Given exercise: Determine how many lines include the word "Staff", then give that number and nothing more.
------ Source material ------
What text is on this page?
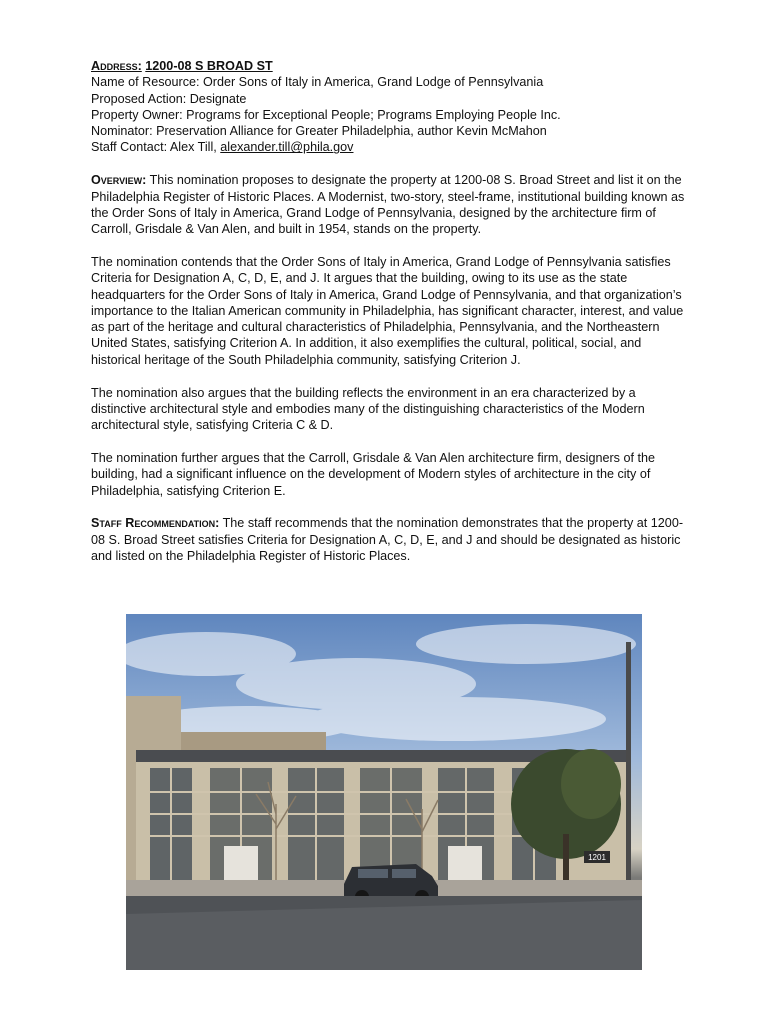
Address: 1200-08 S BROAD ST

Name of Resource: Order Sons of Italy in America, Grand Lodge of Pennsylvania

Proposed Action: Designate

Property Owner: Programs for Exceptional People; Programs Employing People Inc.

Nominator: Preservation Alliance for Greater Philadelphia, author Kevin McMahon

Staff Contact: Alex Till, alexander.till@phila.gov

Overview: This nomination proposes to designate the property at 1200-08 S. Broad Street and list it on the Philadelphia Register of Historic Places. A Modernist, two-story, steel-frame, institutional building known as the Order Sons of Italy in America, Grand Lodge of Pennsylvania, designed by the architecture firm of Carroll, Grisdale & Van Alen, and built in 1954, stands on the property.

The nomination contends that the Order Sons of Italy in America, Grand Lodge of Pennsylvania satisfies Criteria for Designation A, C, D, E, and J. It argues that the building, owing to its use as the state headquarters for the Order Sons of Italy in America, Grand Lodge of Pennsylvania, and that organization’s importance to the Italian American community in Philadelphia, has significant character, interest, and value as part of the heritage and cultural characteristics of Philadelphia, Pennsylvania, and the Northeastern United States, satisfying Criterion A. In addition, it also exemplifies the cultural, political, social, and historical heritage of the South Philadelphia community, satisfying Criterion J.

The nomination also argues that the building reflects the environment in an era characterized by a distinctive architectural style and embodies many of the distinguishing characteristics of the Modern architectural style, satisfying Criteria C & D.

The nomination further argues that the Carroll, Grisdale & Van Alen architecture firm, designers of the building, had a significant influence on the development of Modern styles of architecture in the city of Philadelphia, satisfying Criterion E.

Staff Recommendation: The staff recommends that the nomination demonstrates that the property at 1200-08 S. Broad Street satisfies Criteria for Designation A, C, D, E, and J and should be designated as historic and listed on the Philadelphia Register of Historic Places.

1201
------
------ Source material ------
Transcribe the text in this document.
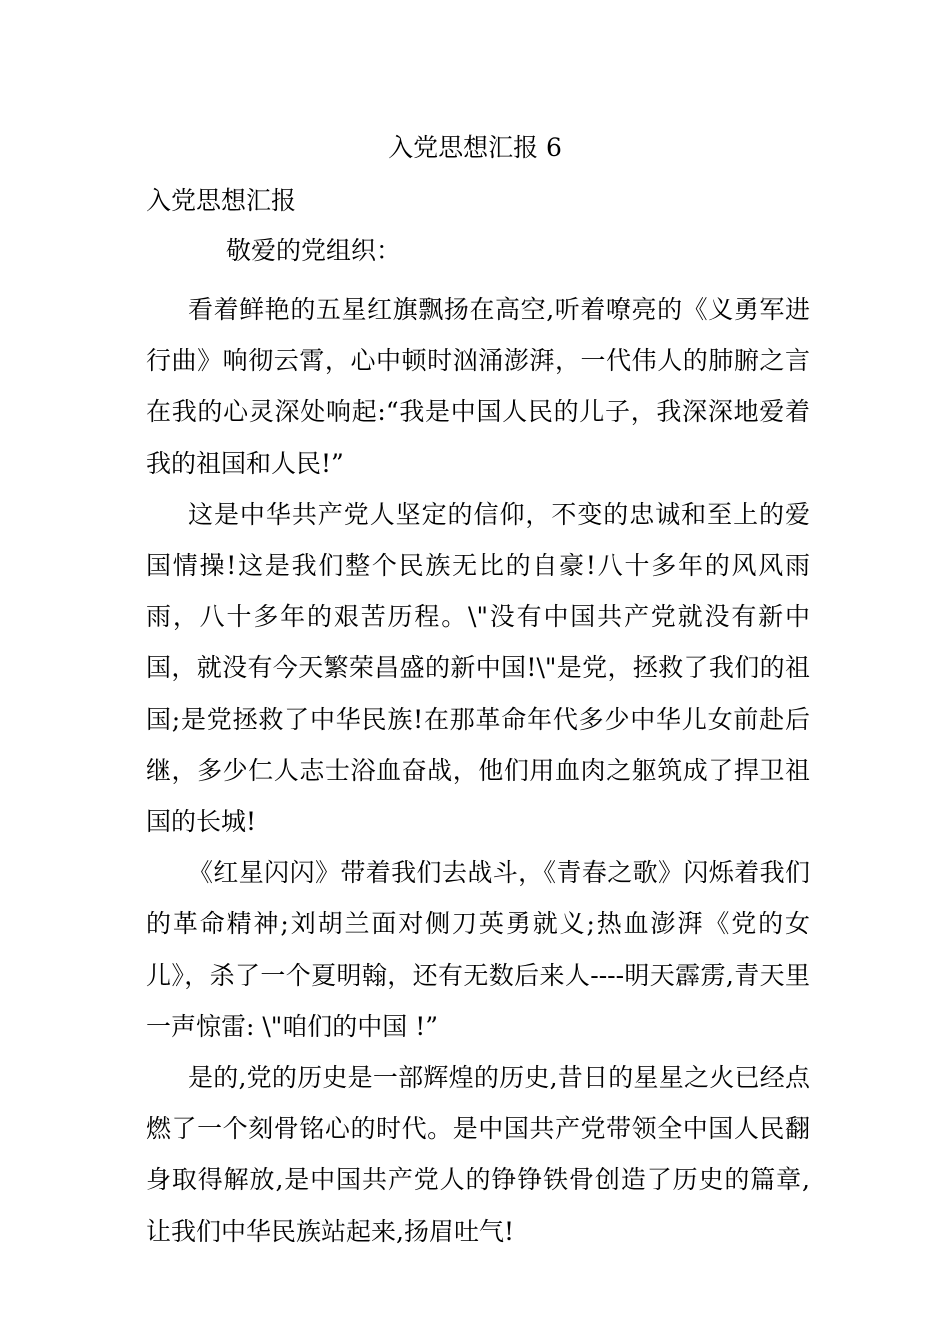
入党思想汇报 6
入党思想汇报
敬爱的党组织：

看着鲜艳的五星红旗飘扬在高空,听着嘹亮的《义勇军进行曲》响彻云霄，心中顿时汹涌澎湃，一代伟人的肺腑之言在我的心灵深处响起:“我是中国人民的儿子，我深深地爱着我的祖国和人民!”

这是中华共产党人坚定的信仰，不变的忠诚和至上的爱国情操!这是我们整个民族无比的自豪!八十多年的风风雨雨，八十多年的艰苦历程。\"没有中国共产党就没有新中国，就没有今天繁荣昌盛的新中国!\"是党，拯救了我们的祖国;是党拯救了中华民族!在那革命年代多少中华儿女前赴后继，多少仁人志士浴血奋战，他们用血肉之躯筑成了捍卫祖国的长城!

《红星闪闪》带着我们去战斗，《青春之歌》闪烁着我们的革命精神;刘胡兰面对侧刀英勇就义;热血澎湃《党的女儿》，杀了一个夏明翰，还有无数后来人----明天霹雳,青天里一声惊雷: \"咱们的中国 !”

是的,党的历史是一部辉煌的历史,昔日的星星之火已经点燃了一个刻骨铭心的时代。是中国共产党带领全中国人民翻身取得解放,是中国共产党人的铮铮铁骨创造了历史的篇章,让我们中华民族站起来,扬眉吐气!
------
Solution: 2